→ **WHAT IS EXPECTED**:
Copy every row below verbatim, keeping each one unchanged.

Layout annotation rows
--*--

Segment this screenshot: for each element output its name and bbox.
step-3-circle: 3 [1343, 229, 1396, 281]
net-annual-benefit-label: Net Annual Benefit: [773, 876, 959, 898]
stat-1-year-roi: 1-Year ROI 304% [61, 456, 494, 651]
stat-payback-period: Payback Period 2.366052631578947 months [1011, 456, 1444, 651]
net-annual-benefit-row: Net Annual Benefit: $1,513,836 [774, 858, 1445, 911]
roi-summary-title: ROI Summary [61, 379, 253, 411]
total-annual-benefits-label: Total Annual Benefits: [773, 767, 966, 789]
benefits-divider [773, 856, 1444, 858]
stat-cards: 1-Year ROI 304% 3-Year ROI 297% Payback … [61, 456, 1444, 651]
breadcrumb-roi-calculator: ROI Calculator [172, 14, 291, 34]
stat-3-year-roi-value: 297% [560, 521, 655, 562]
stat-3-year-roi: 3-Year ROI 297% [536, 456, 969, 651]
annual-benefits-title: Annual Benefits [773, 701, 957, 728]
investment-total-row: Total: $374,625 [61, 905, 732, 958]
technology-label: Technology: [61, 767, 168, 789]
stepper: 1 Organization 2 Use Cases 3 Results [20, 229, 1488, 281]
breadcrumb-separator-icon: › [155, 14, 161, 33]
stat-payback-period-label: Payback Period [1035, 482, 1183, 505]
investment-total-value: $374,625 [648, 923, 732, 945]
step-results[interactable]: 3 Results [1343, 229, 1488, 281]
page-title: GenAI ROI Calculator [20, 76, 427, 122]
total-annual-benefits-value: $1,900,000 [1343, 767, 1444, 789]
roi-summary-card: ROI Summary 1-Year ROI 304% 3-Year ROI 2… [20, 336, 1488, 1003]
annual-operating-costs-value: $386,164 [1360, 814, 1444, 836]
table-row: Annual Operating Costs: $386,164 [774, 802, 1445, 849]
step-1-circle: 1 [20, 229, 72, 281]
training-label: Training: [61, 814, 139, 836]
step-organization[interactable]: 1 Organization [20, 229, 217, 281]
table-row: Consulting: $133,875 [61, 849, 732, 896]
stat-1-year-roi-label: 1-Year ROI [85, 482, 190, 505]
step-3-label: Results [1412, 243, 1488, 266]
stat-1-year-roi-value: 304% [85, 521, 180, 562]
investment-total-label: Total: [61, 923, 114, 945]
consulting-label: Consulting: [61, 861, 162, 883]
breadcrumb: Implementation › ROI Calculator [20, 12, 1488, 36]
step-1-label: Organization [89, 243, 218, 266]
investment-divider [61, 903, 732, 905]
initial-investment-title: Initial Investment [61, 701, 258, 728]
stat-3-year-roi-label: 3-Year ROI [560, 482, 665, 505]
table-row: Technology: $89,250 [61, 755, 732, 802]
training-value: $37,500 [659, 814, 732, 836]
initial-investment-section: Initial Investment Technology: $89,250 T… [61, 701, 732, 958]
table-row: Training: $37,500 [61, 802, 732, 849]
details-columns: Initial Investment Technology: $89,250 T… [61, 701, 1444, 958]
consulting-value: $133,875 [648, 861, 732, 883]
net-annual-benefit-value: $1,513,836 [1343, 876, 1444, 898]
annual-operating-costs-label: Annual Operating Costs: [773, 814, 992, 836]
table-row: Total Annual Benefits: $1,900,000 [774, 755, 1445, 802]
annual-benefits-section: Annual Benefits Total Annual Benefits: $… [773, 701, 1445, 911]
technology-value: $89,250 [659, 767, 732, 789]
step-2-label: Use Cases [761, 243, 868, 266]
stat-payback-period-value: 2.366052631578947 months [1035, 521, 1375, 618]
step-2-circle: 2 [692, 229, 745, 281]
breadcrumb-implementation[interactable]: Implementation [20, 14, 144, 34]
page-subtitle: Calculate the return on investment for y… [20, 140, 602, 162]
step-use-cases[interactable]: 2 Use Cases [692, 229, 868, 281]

--*--

→ **ANSWER**:
Segment this screenshot: for each element output its name and bbox.
step-3-circle: 3 [1343, 229, 1396, 281]
net-annual-benefit-label: Net Annual Benefit: [773, 876, 959, 898]
stat-1-year-roi: 1-Year ROI 304% [61, 456, 494, 651]
stat-payback-period: Payback Period 2.366052631578947 months [1011, 456, 1444, 651]
net-annual-benefit-row: Net Annual Benefit: $1,513,836 [774, 858, 1445, 911]
roi-summary-title: ROI Summary [61, 379, 253, 411]
total-annual-benefits-label: Total Annual Benefits: [773, 767, 966, 789]
benefits-divider [773, 856, 1444, 858]
stat-cards: 1-Year ROI 304% 3-Year ROI 297% Payback … [61, 456, 1444, 651]
breadcrumb-roi-calculator: ROI Calculator [172, 14, 291, 34]
stat-3-year-roi-value: 297% [560, 521, 655, 562]
stat-3-year-roi: 3-Year ROI 297% [536, 456, 969, 651]
annual-benefits-title: Annual Benefits [773, 701, 957, 728]
investment-total-row: Total: $374,625 [61, 905, 732, 958]
technology-label: Technology: [61, 767, 168, 789]
stepper: 1 Organization 2 Use Cases 3 Results [20, 229, 1488, 281]
breadcrumb-separator-icon: › [155, 14, 161, 33]
stat-payback-period-label: Payback Period [1035, 482, 1183, 505]
investment-total-value: $374,625 [648, 923, 732, 945]
step-results[interactable]: 3 Results [1343, 229, 1488, 281]
page-title: GenAI ROI Calculator [20, 76, 427, 122]
total-annual-benefits-value: $1,900,000 [1343, 767, 1444, 789]
roi-summary-card: ROI Summary 1-Year ROI 304% 3-Year ROI 2… [20, 336, 1488, 1003]
annual-operating-costs-value: $386,164 [1360, 814, 1444, 836]
table-row: Annual Operating Costs: $386,164 [774, 802, 1445, 849]
step-1-circle: 1 [20, 229, 72, 281]
training-label: Training: [61, 814, 139, 836]
step-organization[interactable]: 1 Organization [20, 229, 217, 281]
table-row: Consulting: $133,875 [61, 849, 732, 896]
stat-1-year-roi-label: 1-Year ROI [85, 482, 190, 505]
step-3-label: Results [1412, 243, 1488, 266]
stat-1-year-roi-value: 304% [85, 521, 180, 562]
investment-total-label: Total: [61, 923, 114, 945]
consulting-label: Consulting: [61, 861, 162, 883]
breadcrumb: Implementation › ROI Calculator [20, 12, 1488, 36]
step-1-label: Organization [89, 243, 218, 266]
investment-divider [61, 903, 732, 905]
initial-investment-title: Initial Investment [61, 701, 258, 728]
stat-3-year-roi-label: 3-Year ROI [560, 482, 665, 505]
table-row: Technology: $89,250 [61, 755, 732, 802]
training-value: $37,500 [659, 814, 732, 836]
initial-investment-section: Initial Investment Technology: $89,250 T… [61, 701, 732, 958]
table-row: Training: $37,500 [61, 802, 732, 849]
details-columns: Initial Investment Technology: $89,250 T… [61, 701, 1444, 958]
consulting-value: $133,875 [648, 861, 732, 883]
net-annual-benefit-value: $1,513,836 [1343, 876, 1444, 898]
annual-operating-costs-label: Annual Operating Costs: [773, 814, 992, 836]
table-row: Total Annual Benefits: $1,900,000 [774, 755, 1445, 802]
annual-benefits-section: Annual Benefits Total Annual Benefits: $… [773, 701, 1445, 911]
technology-value: $89,250 [659, 767, 732, 789]
step-2-label: Use Cases [761, 243, 868, 266]
stat-payback-period-value: 2.366052631578947 months [1035, 521, 1375, 618]
step-2-circle: 2 [692, 229, 745, 281]
breadcrumb-implementation[interactable]: Implementation [20, 14, 144, 34]
page-subtitle: Calculate the return on investment for y… [20, 140, 602, 162]
step-use-cases[interactable]: 2 Use Cases [692, 229, 868, 281]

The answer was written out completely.